#### Given exercise
Copy each of the items below word for word, keeping every character, symbol and number unchanged.

* Start Provided data *

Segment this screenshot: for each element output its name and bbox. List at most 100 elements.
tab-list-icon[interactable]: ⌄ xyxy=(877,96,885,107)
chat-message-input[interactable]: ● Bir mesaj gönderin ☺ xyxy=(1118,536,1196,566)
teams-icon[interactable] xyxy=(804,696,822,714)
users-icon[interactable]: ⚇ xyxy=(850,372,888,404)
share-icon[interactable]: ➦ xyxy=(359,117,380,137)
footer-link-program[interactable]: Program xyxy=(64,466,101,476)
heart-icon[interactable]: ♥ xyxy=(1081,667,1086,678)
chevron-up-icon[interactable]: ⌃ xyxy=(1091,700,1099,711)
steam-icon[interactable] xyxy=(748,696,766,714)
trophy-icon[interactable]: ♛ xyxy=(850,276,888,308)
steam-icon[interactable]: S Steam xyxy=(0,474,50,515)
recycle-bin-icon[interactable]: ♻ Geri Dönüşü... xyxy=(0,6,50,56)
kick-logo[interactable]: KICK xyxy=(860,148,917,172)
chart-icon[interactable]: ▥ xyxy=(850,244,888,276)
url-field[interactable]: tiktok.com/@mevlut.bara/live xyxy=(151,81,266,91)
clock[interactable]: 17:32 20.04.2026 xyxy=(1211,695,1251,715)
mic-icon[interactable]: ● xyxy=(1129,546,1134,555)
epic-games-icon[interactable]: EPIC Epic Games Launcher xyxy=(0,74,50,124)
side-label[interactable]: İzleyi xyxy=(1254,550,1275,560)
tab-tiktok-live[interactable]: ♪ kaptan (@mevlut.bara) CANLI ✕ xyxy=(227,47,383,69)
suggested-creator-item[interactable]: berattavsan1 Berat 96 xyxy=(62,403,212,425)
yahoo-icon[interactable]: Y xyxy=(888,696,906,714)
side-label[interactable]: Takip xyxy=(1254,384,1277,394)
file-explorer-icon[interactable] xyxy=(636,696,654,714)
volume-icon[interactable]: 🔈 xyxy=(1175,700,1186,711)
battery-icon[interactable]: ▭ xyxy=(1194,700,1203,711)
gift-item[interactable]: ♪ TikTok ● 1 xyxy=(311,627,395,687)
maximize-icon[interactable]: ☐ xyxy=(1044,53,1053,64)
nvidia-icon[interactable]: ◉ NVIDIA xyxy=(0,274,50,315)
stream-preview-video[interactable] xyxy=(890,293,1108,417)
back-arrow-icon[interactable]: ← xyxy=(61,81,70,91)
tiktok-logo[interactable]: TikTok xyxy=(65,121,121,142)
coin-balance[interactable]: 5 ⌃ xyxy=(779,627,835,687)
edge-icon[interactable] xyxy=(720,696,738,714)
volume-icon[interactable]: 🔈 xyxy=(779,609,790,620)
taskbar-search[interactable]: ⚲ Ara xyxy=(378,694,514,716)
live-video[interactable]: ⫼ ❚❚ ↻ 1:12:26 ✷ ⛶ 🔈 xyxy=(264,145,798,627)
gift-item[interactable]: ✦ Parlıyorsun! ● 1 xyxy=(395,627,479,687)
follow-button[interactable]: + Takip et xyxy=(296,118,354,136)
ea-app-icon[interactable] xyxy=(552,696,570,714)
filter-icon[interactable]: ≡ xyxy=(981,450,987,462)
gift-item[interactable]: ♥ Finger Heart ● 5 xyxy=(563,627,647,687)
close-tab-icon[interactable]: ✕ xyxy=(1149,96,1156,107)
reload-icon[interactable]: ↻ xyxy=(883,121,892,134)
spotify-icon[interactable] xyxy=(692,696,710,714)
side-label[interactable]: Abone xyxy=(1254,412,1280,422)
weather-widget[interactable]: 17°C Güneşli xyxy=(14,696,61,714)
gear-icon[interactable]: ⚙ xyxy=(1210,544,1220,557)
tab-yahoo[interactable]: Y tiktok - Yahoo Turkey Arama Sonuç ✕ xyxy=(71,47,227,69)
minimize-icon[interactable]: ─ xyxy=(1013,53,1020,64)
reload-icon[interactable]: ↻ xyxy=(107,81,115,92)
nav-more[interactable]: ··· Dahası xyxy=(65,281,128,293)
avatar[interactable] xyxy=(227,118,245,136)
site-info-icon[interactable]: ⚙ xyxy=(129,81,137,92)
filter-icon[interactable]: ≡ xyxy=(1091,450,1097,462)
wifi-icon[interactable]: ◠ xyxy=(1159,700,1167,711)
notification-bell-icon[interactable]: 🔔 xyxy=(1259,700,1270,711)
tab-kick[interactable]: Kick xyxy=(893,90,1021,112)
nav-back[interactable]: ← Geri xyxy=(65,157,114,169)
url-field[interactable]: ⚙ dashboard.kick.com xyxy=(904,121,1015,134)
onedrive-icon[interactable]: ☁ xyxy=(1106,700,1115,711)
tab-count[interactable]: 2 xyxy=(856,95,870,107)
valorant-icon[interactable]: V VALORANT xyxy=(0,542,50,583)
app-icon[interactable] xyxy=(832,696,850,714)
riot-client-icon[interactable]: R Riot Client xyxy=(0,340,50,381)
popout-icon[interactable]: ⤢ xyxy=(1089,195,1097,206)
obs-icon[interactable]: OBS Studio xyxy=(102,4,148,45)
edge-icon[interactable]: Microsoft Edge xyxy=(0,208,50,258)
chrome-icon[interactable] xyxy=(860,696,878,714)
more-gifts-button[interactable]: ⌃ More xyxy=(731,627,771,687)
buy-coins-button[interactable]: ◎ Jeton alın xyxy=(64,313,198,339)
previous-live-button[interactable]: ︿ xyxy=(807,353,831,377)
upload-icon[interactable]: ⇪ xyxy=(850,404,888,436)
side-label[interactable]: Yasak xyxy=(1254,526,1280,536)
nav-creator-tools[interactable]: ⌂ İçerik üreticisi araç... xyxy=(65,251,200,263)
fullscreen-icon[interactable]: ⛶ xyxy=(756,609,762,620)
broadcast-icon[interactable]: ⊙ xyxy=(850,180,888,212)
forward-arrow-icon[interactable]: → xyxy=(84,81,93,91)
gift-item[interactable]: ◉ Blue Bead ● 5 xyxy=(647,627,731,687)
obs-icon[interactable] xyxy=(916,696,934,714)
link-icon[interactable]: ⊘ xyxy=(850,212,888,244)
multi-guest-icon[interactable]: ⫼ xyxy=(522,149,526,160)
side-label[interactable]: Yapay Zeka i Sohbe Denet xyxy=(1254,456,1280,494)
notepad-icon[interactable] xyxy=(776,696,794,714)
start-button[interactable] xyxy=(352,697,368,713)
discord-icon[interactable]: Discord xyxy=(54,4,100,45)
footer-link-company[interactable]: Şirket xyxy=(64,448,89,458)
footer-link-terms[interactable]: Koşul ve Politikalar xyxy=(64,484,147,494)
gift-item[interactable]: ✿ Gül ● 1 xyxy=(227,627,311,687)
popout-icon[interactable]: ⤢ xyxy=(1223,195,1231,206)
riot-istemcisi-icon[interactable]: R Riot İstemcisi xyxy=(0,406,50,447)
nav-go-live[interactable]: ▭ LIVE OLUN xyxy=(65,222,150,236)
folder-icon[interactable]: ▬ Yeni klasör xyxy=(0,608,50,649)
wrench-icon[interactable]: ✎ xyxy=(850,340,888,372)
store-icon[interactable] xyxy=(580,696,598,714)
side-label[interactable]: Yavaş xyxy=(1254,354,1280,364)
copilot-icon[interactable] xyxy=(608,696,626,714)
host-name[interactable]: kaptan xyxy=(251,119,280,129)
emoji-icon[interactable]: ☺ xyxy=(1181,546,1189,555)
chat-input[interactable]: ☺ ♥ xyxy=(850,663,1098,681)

* End Provided data *

#### Written response
Segment this screenshot: for each element output its name and bbox. List at most 100 elements.
tab-list-icon[interactable]: ⌄ xyxy=(877,96,885,107)
chat-message-input[interactable]: ● Bir mesaj gönderin ☺ xyxy=(1118,536,1196,566)
teams-icon[interactable] xyxy=(804,696,822,714)
users-icon[interactable]: ⚇ xyxy=(850,372,888,404)
share-icon[interactable]: ➦ xyxy=(359,117,380,137)
footer-link-program[interactable]: Program xyxy=(64,466,101,476)
heart-icon[interactable]: ♥ xyxy=(1081,667,1086,678)
chevron-up-icon[interactable]: ⌃ xyxy=(1091,700,1099,711)
steam-icon[interactable] xyxy=(748,696,766,714)
trophy-icon[interactable]: ♛ xyxy=(850,276,888,308)
steam-icon[interactable]: S Steam xyxy=(0,474,50,515)
recycle-bin-icon[interactable]: ♻ Geri Dönüşü... xyxy=(0,6,50,56)
kick-logo[interactable]: KICK xyxy=(860,148,917,172)
chart-icon[interactable]: ▥ xyxy=(850,244,888,276)
url-field[interactable]: tiktok.com/@mevlut.bara/live xyxy=(151,81,266,91)
clock[interactable]: 17:32 20.04.2026 xyxy=(1211,695,1251,715)
mic-icon[interactable]: ● xyxy=(1129,546,1134,555)
epic-games-icon[interactable]: EPIC Epic Games Launcher xyxy=(0,74,50,124)
side-label[interactable]: İzleyi xyxy=(1254,550,1275,560)
tab-tiktok-live[interactable]: ♪ kaptan (@mevlut.bara) CANLI ✕ xyxy=(227,47,383,69)
suggested-creator-item[interactable]: berattavsan1 Berat 96 xyxy=(62,403,212,425)
yahoo-icon[interactable]: Y xyxy=(888,696,906,714)
side-label[interactable]: Takip xyxy=(1254,384,1277,394)
file-explorer-icon[interactable] xyxy=(636,696,654,714)
volume-icon[interactable]: 🔈 xyxy=(1175,700,1186,711)
battery-icon[interactable]: ▭ xyxy=(1194,700,1203,711)
gift-item[interactable]: ♪ TikTok ● 1 xyxy=(311,627,395,687)
maximize-icon[interactable]: ☐ xyxy=(1044,53,1053,64)
nvidia-icon[interactable]: ◉ NVIDIA xyxy=(0,274,50,315)
stream-preview-video[interactable] xyxy=(890,293,1108,417)
back-arrow-icon[interactable]: ← xyxy=(61,81,70,91)
tiktok-logo[interactable]: TikTok xyxy=(65,121,121,142)
coin-balance[interactable]: 5 ⌃ xyxy=(779,627,835,687)
edge-icon[interactable] xyxy=(720,696,738,714)
volume-icon[interactable]: 🔈 xyxy=(779,609,790,620)
taskbar-search[interactable]: ⚲ Ara xyxy=(378,694,514,716)
live-video[interactable]: ⫼ ❚❚ ↻ 1:12:26 ✷ ⛶ 🔈 xyxy=(264,145,798,627)
gift-item[interactable]: ✦ Parlıyorsun! ● 1 xyxy=(395,627,479,687)
follow-button[interactable]: + Takip et xyxy=(296,118,354,136)
ea-app-icon[interactable] xyxy=(552,696,570,714)
filter-icon[interactable]: ≡ xyxy=(981,450,987,462)
gift-item[interactable]: ♥ Finger Heart ● 5 xyxy=(563,627,647,687)
close-tab-icon[interactable]: ✕ xyxy=(1149,96,1156,107)
reload-icon[interactable]: ↻ xyxy=(883,121,892,134)
spotify-icon[interactable] xyxy=(692,696,710,714)
side-label[interactable]: Abone xyxy=(1254,412,1280,422)
weather-widget[interactable]: 17°C Güneşli xyxy=(14,696,61,714)
gear-icon[interactable]: ⚙ xyxy=(1210,544,1220,557)
tab-yahoo[interactable]: Y tiktok - Yahoo Turkey Arama Sonuç ✕ xyxy=(71,47,227,69)
minimize-icon[interactable]: ─ xyxy=(1013,53,1020,64)
reload-icon[interactable]: ↻ xyxy=(107,81,115,92)
nav-more[interactable]: ··· Dahası xyxy=(65,281,128,293)
avatar[interactable] xyxy=(227,118,245,136)
site-info-icon[interactable]: ⚙ xyxy=(129,81,137,92)
filter-icon[interactable]: ≡ xyxy=(1091,450,1097,462)
wifi-icon[interactable]: ◠ xyxy=(1159,700,1167,711)
notification-bell-icon[interactable]: 🔔 xyxy=(1259,700,1270,711)
tab-kick[interactable]: Kick xyxy=(893,90,1021,112)
nav-back[interactable]: ← Geri xyxy=(65,157,114,169)
url-field[interactable]: ⚙ dashboard.kick.com xyxy=(904,121,1015,134)
onedrive-icon[interactable]: ☁ xyxy=(1106,700,1115,711)
tab-count[interactable]: 2 xyxy=(856,95,870,107)
valorant-icon[interactable]: V VALORANT xyxy=(0,542,50,583)
app-icon[interactable] xyxy=(832,696,850,714)
riot-client-icon[interactable]: R Riot Client xyxy=(0,340,50,381)
popout-icon[interactable]: ⤢ xyxy=(1089,195,1097,206)
obs-icon[interactable]: OBS Studio xyxy=(102,4,148,45)
edge-icon[interactable]: Microsoft Edge xyxy=(0,208,50,258)
chrome-icon[interactable] xyxy=(860,696,878,714)
more-gifts-button[interactable]: ⌃ More xyxy=(731,627,771,687)
buy-coins-button[interactable]: ◎ Jeton alın xyxy=(64,313,198,339)
previous-live-button[interactable]: ︿ xyxy=(807,353,831,377)
upload-icon[interactable]: ⇪ xyxy=(850,404,888,436)
side-label[interactable]: Yasak xyxy=(1254,526,1280,536)
nav-creator-tools[interactable]: ⌂ İçerik üreticisi araç... xyxy=(65,251,200,263)
fullscreen-icon[interactable]: ⛶ xyxy=(756,609,762,620)
broadcast-icon[interactable]: ⊙ xyxy=(850,180,888,212)
forward-arrow-icon[interactable]: → xyxy=(84,81,93,91)
gift-item[interactable]: ◉ Blue Bead ● 5 xyxy=(647,627,731,687)
obs-icon[interactable] xyxy=(916,696,934,714)
link-icon[interactable]: ⊘ xyxy=(850,212,888,244)
multi-guest-icon[interactable]: ⫼ xyxy=(522,149,526,160)
side-label[interactable]: Yapay Zeka i Sohbe Denet xyxy=(1254,456,1280,494)
notepad-icon[interactable] xyxy=(776,696,794,714)
start-button[interactable] xyxy=(352,697,368,713)
discord-icon[interactable]: Discord xyxy=(54,4,100,45)
footer-link-company[interactable]: Şirket xyxy=(64,448,89,458)
footer-link-terms[interactable]: Koşul ve Politikalar xyxy=(64,484,147,494)
gift-item[interactable]: ✿ Gül ● 1 xyxy=(227,627,311,687)
popout-icon[interactable]: ⤢ xyxy=(1223,195,1231,206)
riot-istemcisi-icon[interactable]: R Riot İstemcisi xyxy=(0,406,50,447)
nav-go-live[interactable]: ▭ LIVE OLUN xyxy=(65,222,150,236)
folder-icon[interactable]: ▬ Yeni klasör xyxy=(0,608,50,649)
wrench-icon[interactable]: ✎ xyxy=(850,340,888,372)
store-icon[interactable] xyxy=(580,696,598,714)
side-label[interactable]: Yavaş xyxy=(1254,354,1280,364)
copilot-icon[interactable] xyxy=(608,696,626,714)
host-name[interactable]: kaptan xyxy=(251,119,280,129)
emoji-icon[interactable]: ☺ xyxy=(1181,546,1189,555)
chat-input[interactable]: ☺ ♥ xyxy=(850,663,1098,681)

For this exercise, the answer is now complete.